=== SUPPLIED ENTRIES ===

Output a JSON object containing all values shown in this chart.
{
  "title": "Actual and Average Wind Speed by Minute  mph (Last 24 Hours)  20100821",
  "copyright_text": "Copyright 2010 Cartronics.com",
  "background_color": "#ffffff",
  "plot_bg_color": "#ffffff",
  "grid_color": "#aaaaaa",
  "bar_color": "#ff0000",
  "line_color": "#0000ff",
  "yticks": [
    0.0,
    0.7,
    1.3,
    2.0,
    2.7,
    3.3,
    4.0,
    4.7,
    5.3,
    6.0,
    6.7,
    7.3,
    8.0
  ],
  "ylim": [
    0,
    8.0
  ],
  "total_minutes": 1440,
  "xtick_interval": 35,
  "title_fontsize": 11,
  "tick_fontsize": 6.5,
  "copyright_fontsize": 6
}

===

■ **TASK**
Retype the whole listing above exactly.

■ **OUTPUT OF THE TASK**
Output a JSON object containing all values shown in this chart.
{
  "title": "Actual and Average Wind Speed by Minute  mph (Last 24 Hours)  20100821",
  "copyright_text": "Copyright 2010 Cartronics.com",
  "background_color": "#ffffff",
  "plot_bg_color": "#ffffff",
  "grid_color": "#aaaaaa",
  "bar_color": "#ff0000",
  "line_color": "#0000ff",
  "yticks": [
    0.0,
    0.7,
    1.3,
    2.0,
    2.7,
    3.3,
    4.0,
    4.7,
    5.3,
    6.0,
    6.7,
    7.3,
    8.0
  ],
  "ylim": [
    0,
    8.0
  ],
  "total_minutes": 1440,
  "xtick_interval": 35,
  "title_fontsize": 11,
  "tick_fontsize": 6.5,
  "copyright_fontsize": 6
}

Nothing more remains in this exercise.